§ PROBLEM REQUIREMENTS
All of the records below need to be copied exactly.

§ RAW DATA
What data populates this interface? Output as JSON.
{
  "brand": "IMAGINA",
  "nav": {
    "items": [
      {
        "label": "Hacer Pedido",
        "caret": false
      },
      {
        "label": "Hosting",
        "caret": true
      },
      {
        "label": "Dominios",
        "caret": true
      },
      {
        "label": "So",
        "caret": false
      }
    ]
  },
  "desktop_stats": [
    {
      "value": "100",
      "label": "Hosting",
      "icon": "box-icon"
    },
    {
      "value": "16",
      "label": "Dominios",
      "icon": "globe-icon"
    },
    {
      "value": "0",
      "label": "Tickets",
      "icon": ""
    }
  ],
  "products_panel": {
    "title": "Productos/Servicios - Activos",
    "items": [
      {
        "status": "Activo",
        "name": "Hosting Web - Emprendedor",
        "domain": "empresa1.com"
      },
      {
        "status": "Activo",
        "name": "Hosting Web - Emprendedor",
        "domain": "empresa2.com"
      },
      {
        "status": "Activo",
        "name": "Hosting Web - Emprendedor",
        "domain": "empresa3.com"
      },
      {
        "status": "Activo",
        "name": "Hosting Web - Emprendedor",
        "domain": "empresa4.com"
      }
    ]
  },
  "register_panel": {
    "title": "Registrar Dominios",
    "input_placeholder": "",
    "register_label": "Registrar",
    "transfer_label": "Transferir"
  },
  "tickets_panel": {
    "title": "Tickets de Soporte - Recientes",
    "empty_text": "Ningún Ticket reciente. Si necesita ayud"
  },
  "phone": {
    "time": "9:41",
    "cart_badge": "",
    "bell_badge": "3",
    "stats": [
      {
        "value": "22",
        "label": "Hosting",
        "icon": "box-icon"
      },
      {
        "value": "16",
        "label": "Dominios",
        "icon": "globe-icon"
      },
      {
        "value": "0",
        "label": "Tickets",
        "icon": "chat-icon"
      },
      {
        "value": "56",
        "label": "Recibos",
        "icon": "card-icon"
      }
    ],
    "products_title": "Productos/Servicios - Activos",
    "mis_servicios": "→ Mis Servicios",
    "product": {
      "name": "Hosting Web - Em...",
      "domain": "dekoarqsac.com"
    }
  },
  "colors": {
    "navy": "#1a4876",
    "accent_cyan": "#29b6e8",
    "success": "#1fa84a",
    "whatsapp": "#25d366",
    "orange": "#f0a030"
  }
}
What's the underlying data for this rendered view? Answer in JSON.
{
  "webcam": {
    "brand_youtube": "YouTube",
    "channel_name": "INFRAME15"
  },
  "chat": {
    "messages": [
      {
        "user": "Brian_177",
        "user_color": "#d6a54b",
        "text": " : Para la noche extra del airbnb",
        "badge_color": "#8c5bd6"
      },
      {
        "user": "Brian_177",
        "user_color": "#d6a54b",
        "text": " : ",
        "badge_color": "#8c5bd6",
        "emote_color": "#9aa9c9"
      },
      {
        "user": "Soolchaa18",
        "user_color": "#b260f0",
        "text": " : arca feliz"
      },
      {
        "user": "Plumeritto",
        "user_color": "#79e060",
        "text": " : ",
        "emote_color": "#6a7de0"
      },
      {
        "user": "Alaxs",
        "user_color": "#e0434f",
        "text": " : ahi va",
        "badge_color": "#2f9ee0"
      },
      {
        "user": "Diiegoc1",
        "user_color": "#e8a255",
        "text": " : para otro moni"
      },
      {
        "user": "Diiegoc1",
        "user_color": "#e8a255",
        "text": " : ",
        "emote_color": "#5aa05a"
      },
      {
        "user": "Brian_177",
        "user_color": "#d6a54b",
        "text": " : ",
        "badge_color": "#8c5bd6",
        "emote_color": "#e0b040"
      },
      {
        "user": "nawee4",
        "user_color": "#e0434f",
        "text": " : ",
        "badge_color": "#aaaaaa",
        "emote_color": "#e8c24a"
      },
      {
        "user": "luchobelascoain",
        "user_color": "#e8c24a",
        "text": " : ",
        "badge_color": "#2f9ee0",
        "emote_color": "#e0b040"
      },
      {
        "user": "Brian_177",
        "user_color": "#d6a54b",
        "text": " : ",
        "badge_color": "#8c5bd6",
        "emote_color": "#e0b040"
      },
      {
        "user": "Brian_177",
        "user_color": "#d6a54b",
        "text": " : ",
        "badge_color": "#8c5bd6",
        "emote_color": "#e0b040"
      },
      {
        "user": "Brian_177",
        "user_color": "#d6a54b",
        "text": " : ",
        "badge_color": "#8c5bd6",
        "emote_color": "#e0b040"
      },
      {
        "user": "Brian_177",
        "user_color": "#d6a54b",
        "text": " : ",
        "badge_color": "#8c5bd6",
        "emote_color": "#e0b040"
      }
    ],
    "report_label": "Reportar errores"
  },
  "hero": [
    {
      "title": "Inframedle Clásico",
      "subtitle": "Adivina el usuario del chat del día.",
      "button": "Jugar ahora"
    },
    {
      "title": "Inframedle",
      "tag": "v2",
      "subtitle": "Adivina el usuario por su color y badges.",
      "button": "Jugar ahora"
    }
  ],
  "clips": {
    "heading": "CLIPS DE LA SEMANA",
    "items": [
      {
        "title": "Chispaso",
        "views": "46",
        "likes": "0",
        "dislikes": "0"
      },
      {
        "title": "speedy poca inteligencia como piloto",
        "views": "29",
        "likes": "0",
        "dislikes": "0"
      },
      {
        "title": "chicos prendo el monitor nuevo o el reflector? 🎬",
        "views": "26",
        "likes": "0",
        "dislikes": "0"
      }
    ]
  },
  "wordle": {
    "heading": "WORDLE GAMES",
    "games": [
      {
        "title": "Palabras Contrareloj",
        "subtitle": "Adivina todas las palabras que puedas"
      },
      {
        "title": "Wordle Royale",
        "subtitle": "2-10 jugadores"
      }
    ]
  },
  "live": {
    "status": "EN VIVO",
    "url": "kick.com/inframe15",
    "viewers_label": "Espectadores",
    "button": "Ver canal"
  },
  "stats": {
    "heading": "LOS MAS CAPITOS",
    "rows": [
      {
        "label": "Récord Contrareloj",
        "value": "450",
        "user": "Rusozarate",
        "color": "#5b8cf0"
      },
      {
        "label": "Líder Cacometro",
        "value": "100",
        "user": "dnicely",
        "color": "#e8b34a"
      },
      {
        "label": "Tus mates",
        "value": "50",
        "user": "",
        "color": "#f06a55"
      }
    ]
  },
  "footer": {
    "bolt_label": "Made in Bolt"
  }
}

§ ANSWER IN FULL
What data populates this interface? Output as JSON.
{
  "brand": "IMAGINA",
  "nav": {
    "items": [
      {
        "label": "Hacer Pedido",
        "caret": false
      },
      {
        "label": "Hosting",
        "caret": true
      },
      {
        "label": "Dominios",
        "caret": true
      },
      {
        "label": "So",
        "caret": false
      }
    ]
  },
  "desktop_stats": [
    {
      "value": "100",
      "label": "Hosting",
      "icon": "box-icon"
    },
    {
      "value": "16",
      "label": "Dominios",
      "icon": "globe-icon"
    },
    {
      "value": "0",
      "label": "Tickets",
      "icon": ""
    }
  ],
  "products_panel": {
    "title": "Productos/Servicios - Activos",
    "items": [
      {
        "status": "Activo",
        "name": "Hosting Web - Emprendedor",
        "domain": "empresa1.com"
      },
      {
        "status": "Activo",
        "name": "Hosting Web - Emprendedor",
        "domain": "empresa2.com"
      },
      {
        "status": "Activo",
        "name": "Hosting Web - Emprendedor",
        "domain": "empresa3.com"
      },
      {
        "status": "Activo",
        "name": "Hosting Web - Emprendedor",
        "domain": "empresa4.com"
      }
    ]
  },
  "register_panel": {
    "title": "Registrar Dominios",
    "input_placeholder": "",
    "register_label": "Registrar",
    "transfer_label": "Transferir"
  },
  "tickets_panel": {
    "title": "Tickets de Soporte - Recientes",
    "empty_text": "Ningún Ticket reciente. Si necesita ayud"
  },
  "phone": {
    "time": "9:41",
    "cart_badge": "",
    "bell_badge": "3",
    "stats": [
      {
        "value": "22",
        "label": "Hosting",
        "icon": "box-icon"
      },
      {
        "value": "16",
        "label": "Dominios",
        "icon": "globe-icon"
      },
      {
        "value": "0",
        "label": "Tickets",
        "icon": "chat-icon"
      },
      {
        "value": "56",
        "label": "Recibos",
        "icon": "card-icon"
      }
    ],
    "products_title": "Productos/Servicios - Activos",
    "mis_servicios": "→ Mis Servicios",
    "product": {
      "name": "Hosting Web - Em...",
      "domain": "dekoarqsac.com"
    }
  },
  "colors": {
    "navy": "#1a4876",
    "accent_cyan": "#29b6e8",
    "success": "#1fa84a",
    "whatsapp": "#25d366",
    "orange": "#f0a030"
  }
}
What's the underlying data for this rendered view? Answer in JSON.
{
  "webcam": {
    "brand_youtube": "YouTube",
    "channel_name": "INFRAME15"
  },
  "chat": {
    "messages": [
      {
        "user": "Brian_177",
        "user_color": "#d6a54b",
        "text": " : Para la noche extra del airbnb",
        "badge_color": "#8c5bd6"
      },
      {
        "user": "Brian_177",
        "user_color": "#d6a54b",
        "text": " : ",
        "badge_color": "#8c5bd6",
        "emote_color": "#9aa9c9"
      },
      {
        "user": "Soolchaa18",
        "user_color": "#b260f0",
        "text": " : arca feliz"
      },
      {
        "user": "Plumeritto",
        "user_color": "#79e060",
        "text": " : ",
        "emote_color": "#6a7de0"
      },
      {
        "user": "Alaxs",
        "user_color": "#e0434f",
        "text": " : ahi va",
        "badge_color": "#2f9ee0"
      },
      {
        "user": "Diiegoc1",
        "user_color": "#e8a255",
        "text": " : para otro moni"
      },
      {
        "user": "Diiegoc1",
        "user_color": "#e8a255",
        "text": " : ",
        "emote_color": "#5aa05a"
      },
      {
        "user": "Brian_177",
        "user_color": "#d6a54b",
        "text": " : ",
        "badge_color": "#8c5bd6",
        "emote_color": "#e0b040"
      },
      {
        "user": "nawee4",
        "user_color": "#e0434f",
        "text": " : ",
        "badge_color": "#aaaaaa",
        "emote_color": "#e8c24a"
      },
      {
        "user": "luchobelascoain",
        "user_color": "#e8c24a",
        "text": " : ",
        "badge_color": "#2f9ee0",
        "emote_color": "#e0b040"
      },
      {
        "user": "Brian_177",
        "user_color": "#d6a54b",
        "text": " : ",
        "badge_color": "#8c5bd6",
        "emote_color": "#e0b040"
      },
      {
        "user": "Brian_177",
        "user_color": "#d6a54b",
        "text": " : ",
        "badge_color": "#8c5bd6",
        "emote_color": "#e0b040"
      },
      {
        "user": "Brian_177",
        "user_color": "#d6a54b",
        "text": " : ",
        "badge_color": "#8c5bd6",
        "emote_color": "#e0b040"
      },
      {
        "user": "Brian_177",
        "user_color": "#d6a54b",
        "text": " : ",
        "badge_color": "#8c5bd6",
        "emote_color": "#e0b040"
      }
    ],
    "report_label": "Reportar errores"
  },
  "hero": [
    {
      "title": "Inframedle Clásico",
      "subtitle": "Adivina el usuario del chat del día.",
      "button": "Jugar ahora"
    },
    {
      "title": "Inframedle",
      "tag": "v2",
      "subtitle": "Adivina el usuario por su color y badges.",
      "button": "Jugar ahora"
    }
  ],
  "clips": {
    "heading": "CLIPS DE LA SEMANA",
    "items": [
      {
        "title": "Chispaso",
        "views": "46",
        "likes": "0",
        "dislikes": "0"
      },
      {
        "title": "speedy poca inteligencia como piloto",
        "views": "29",
        "likes": "0",
        "dislikes": "0"
      },
      {
        "title": "chicos prendo el monitor nuevo o el reflector? 🎬",
        "views": "26",
        "likes": "0",
        "dislikes": "0"
      }
    ]
  },
  "wordle": {
    "heading": "WORDLE GAMES",
    "games": [
      {
        "title": "Palabras Contrareloj",
        "subtitle": "Adivina todas las palabras que puedas"
      },
      {
        "title": "Wordle Royale",
        "subtitle": "2-10 jugadores"
      }
    ]
  },
  "live": {
    "status": "EN VIVO",
    "url": "kick.com/inframe15",
    "viewers_label": "Espectadores",
    "button": "Ver canal"
  },
  "stats": {
    "heading": "LOS MAS CAPITOS",
    "rows": [
      {
        "label": "Récord Contrareloj",
        "value": "450",
        "user": "Rusozarate",
        "color": "#5b8cf0"
      },
      {
        "label": "Líder Cacometro",
        "value": "100",
        "user": "dnicely",
        "color": "#e8b34a"
      },
      {
        "label": "Tus mates",
        "value": "50",
        "user": "",
        "color": "#f06a55"
      }
    ]
  },
  "footer": {
    "bolt_label": "Made in Bolt"
  }
}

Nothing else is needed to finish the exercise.